Work to complete: Restate the records in their entirety, word for word.

Extracted records:
-- Begin --

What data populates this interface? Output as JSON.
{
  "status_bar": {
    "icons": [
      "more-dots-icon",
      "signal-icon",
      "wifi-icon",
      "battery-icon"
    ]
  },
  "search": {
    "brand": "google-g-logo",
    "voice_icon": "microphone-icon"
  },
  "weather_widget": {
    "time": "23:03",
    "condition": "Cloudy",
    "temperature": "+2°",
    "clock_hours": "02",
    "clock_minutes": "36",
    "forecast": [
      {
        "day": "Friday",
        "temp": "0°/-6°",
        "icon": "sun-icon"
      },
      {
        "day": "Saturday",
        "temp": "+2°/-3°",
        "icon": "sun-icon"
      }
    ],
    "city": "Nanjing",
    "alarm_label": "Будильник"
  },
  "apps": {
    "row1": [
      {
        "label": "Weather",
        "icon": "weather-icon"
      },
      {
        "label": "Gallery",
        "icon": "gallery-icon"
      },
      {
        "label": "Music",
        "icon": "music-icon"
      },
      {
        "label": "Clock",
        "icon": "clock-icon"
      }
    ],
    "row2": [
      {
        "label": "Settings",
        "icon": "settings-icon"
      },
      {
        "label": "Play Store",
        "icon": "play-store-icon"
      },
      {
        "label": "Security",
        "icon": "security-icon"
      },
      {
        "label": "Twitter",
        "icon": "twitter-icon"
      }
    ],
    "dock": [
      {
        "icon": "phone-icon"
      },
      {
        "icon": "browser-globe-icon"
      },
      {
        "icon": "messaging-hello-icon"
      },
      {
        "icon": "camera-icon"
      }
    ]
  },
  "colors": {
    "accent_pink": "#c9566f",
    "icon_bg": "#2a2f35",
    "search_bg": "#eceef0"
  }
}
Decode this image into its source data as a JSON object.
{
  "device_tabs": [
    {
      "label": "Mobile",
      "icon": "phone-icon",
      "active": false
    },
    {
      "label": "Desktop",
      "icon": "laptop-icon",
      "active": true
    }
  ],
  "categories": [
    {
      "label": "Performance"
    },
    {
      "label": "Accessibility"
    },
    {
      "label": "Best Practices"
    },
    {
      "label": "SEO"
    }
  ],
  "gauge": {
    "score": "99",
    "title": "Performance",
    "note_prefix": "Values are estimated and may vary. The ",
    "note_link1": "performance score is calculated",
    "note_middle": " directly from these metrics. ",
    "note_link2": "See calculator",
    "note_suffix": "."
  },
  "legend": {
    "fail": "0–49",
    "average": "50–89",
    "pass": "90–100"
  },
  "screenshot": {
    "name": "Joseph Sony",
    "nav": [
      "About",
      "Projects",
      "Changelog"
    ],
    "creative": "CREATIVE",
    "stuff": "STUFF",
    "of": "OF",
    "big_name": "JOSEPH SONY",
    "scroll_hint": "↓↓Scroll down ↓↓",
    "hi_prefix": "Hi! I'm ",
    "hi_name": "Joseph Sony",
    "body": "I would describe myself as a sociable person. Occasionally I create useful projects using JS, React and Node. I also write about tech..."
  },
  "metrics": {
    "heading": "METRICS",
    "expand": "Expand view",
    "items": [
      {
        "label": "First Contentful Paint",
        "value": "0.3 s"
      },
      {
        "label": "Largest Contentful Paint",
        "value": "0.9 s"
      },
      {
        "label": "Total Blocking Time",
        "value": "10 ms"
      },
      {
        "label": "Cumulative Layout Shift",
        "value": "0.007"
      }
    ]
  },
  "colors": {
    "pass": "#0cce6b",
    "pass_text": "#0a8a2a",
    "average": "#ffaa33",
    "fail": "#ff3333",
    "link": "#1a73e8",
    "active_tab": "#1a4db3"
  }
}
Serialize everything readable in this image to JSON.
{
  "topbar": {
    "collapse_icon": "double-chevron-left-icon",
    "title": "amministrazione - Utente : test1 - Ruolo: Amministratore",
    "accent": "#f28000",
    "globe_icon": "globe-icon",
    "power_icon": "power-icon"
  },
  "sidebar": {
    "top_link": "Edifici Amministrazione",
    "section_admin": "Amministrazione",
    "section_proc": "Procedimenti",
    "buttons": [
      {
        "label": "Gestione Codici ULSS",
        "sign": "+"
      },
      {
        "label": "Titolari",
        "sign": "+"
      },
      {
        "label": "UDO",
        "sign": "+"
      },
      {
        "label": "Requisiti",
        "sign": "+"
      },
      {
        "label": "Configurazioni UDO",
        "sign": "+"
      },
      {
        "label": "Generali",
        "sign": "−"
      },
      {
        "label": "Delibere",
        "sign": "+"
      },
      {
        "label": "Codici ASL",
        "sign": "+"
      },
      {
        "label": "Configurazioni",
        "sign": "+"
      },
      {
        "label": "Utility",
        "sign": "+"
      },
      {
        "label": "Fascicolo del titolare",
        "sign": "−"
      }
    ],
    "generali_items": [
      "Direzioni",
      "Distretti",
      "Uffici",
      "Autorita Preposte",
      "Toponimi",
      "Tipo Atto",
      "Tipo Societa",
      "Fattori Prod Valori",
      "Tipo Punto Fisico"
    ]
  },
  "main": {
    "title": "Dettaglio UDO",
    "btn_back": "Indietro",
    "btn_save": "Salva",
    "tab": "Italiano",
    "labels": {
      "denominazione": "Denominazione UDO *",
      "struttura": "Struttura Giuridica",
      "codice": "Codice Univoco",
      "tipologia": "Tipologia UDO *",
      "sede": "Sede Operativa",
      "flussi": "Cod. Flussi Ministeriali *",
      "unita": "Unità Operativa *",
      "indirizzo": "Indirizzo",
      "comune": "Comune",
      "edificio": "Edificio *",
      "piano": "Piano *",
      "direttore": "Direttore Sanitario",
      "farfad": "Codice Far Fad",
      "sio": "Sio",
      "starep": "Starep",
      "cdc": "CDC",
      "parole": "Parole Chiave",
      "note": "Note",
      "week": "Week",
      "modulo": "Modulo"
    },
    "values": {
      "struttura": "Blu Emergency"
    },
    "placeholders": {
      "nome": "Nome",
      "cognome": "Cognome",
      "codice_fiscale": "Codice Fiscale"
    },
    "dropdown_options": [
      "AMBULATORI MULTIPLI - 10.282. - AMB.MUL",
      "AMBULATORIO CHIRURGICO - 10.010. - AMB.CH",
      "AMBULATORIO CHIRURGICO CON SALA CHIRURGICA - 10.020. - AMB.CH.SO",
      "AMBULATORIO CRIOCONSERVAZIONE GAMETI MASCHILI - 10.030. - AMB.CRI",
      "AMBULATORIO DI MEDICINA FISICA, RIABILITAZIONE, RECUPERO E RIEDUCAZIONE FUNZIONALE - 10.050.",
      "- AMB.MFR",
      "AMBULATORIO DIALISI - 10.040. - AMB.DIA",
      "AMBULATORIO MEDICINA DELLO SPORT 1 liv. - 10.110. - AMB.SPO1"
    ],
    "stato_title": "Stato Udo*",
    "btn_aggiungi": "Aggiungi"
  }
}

-- End --

Full output:
What data populates this interface? Output as JSON.
{
  "status_bar": {
    "icons": [
      "more-dots-icon",
      "signal-icon",
      "wifi-icon",
      "battery-icon"
    ]
  },
  "search": {
    "brand": "google-g-logo",
    "voice_icon": "microphone-icon"
  },
  "weather_widget": {
    "time": "23:03",
    "condition": "Cloudy",
    "temperature": "+2°",
    "clock_hours": "02",
    "clock_minutes": "36",
    "forecast": [
      {
        "day": "Friday",
        "temp": "0°/-6°",
        "icon": "sun-icon"
      },
      {
        "day": "Saturday",
        "temp": "+2°/-3°",
        "icon": "sun-icon"
      }
    ],
    "city": "Nanjing",
    "alarm_label": "Будильник"
  },
  "apps": {
    "row1": [
      {
        "label": "Weather",
        "icon": "weather-icon"
      },
      {
        "label": "Gallery",
        "icon": "gallery-icon"
      },
      {
        "label": "Music",
        "icon": "music-icon"
      },
      {
        "label": "Clock",
        "icon": "clock-icon"
      }
    ],
    "row2": [
      {
        "label": "Settings",
        "icon": "settings-icon"
      },
      {
        "label": "Play Store",
        "icon": "play-store-icon"
      },
      {
        "label": "Security",
        "icon": "security-icon"
      },
      {
        "label": "Twitter",
        "icon": "twitter-icon"
      }
    ],
    "dock": [
      {
        "icon": "phone-icon"
      },
      {
        "icon": "browser-globe-icon"
      },
      {
        "icon": "messaging-hello-icon"
      },
      {
        "icon": "camera-icon"
      }
    ]
  },
  "colors": {
    "accent_pink": "#c9566f",
    "icon_bg": "#2a2f35",
    "search_bg": "#eceef0"
  }
}
Decode this image into its source data as a JSON object.
{
  "device_tabs": [
    {
      "label": "Mobile",
      "icon": "phone-icon",
      "active": false
    },
    {
      "label": "Desktop",
      "icon": "laptop-icon",
      "active": true
    }
  ],
  "categories": [
    {
      "label": "Performance"
    },
    {
      "label": "Accessibility"
    },
    {
      "label": "Best Practices"
    },
    {
      "label": "SEO"
    }
  ],
  "gauge": {
    "score": "99",
    "title": "Performance",
    "note_prefix": "Values are estimated and may vary. The ",
    "note_link1": "performance score is calculated",
    "note_middle": " directly from these metrics. ",
    "note_link2": "See calculator",
    "note_suffix": "."
  },
  "legend": {
    "fail": "0–49",
    "average": "50–89",
    "pass": "90–100"
  },
  "screenshot": {
    "name": "Joseph Sony",
    "nav": [
      "About",
      "Projects",
      "Changelog"
    ],
    "creative": "CREATIVE",
    "stuff": "STUFF",
    "of": "OF",
    "big_name": "JOSEPH SONY",
    "scroll_hint": "↓↓Scroll down ↓↓",
    "hi_prefix": "Hi! I'm ",
    "hi_name": "Joseph Sony",
    "body": "I would describe myself as a sociable person. Occasionally I create useful projects using JS, React and Node. I also write about tech..."
  },
  "metrics": {
    "heading": "METRICS",
    "expand": "Expand view",
    "items": [
      {
        "label": "First Contentful Paint",
        "value": "0.3 s"
      },
      {
        "label": "Largest Contentful Paint",
        "value": "0.9 s"
      },
      {
        "label": "Total Blocking Time",
        "value": "10 ms"
      },
      {
        "label": "Cumulative Layout Shift",
        "value": "0.007"
      }
    ]
  },
  "colors": {
    "pass": "#0cce6b",
    "pass_text": "#0a8a2a",
    "average": "#ffaa33",
    "fail": "#ff3333",
    "link": "#1a73e8",
    "active_tab": "#1a4db3"
  }
}
Serialize everything readable in this image to JSON.
{
  "topbar": {
    "collapse_icon": "double-chevron-left-icon",
    "title": "amministrazione - Utente : test1 - Ruolo: Amministratore",
    "accent": "#f28000",
    "globe_icon": "globe-icon",
    "power_icon": "power-icon"
  },
  "sidebar": {
    "top_link": "Edifici Amministrazione",
    "section_admin": "Amministrazione",
    "section_proc": "Procedimenti",
    "buttons": [
      {
        "label": "Gestione Codici ULSS",
        "sign": "+"
      },
      {
        "label": "Titolari",
        "sign": "+"
      },
      {
        "label": "UDO",
        "sign": "+"
      },
      {
        "label": "Requisiti",
        "sign": "+"
      },
      {
        "label": "Configurazioni UDO",
        "sign": "+"
      },
      {
        "label": "Generali",
        "sign": "−"
      },
      {
        "label": "Delibere",
        "sign": "+"
      },
      {
        "label": "Codici ASL",
        "sign": "+"
      },
      {
        "label": "Configurazioni",
        "sign": "+"
      },
      {
        "label": "Utility",
        "sign": "+"
      },
      {
        "label": "Fascicolo del titolare",
        "sign": "−"
      }
    ],
    "generali_items": [
      "Direzioni",
      "Distretti",
      "Uffici",
      "Autorita Preposte",
      "Toponimi",
      "Tipo Atto",
      "Tipo Societa",
      "Fattori Prod Valori",
      "Tipo Punto Fisico"
    ]
  },
  "main": {
    "title": "Dettaglio UDO",
    "btn_back": "Indietro",
    "btn_save": "Salva",
    "tab": "Italiano",
    "labels": {
      "denominazione": "Denominazione UDO *",
      "struttura": "Struttura Giuridica",
      "codice": "Codice Univoco",
      "tipologia": "Tipologia UDO *",
      "sede": "Sede Operativa",
      "flussi": "Cod. Flussi Ministeriali *",
      "unita": "Unità Operativa *",
      "indirizzo": "Indirizzo",
      "comune": "Comune",
      "edificio": "Edificio *",
      "piano": "Piano *",
      "direttore": "Direttore Sanitario",
      "farfad": "Codice Far Fad",
      "sio": "Sio",
      "starep": "Starep",
      "cdc": "CDC",
      "parole": "Parole Chiave",
      "note": "Note",
      "week": "Week",
      "modulo": "Modulo"
    },
    "values": {
      "struttura": "Blu Emergency"
    },
    "placeholders": {
      "nome": "Nome",
      "cognome": "Cognome",
      "codice_fiscale": "Codice Fiscale"
    },
    "dropdown_options": [
      "AMBULATORI MULTIPLI - 10.282. - AMB.MUL",
      "AMBULATORIO CHIRURGICO - 10.010. - AMB.CH",
      "AMBULATORIO CHIRURGICO CON SALA CHIRURGICA - 10.020. - AMB.CH.SO",
      "AMBULATORIO CRIOCONSERVAZIONE GAMETI MASCHILI - 10.030. - AMB.CRI",
      "AMBULATORIO DI MEDICINA FISICA, RIABILITAZIONE, RECUPERO E RIEDUCAZIONE FUNZIONALE - 10.050.",
      "- AMB.MFR",
      "AMBULATORIO DIALISI - 10.040. - AMB.DIA",
      "AMBULATORIO MEDICINA DELLO SPORT 1 liv. - 10.110. - AMB.SPO1"
    ],
    "stato_title": "Stato Udo*",
    "btn_aggiungi": "Aggiungi"
  }
}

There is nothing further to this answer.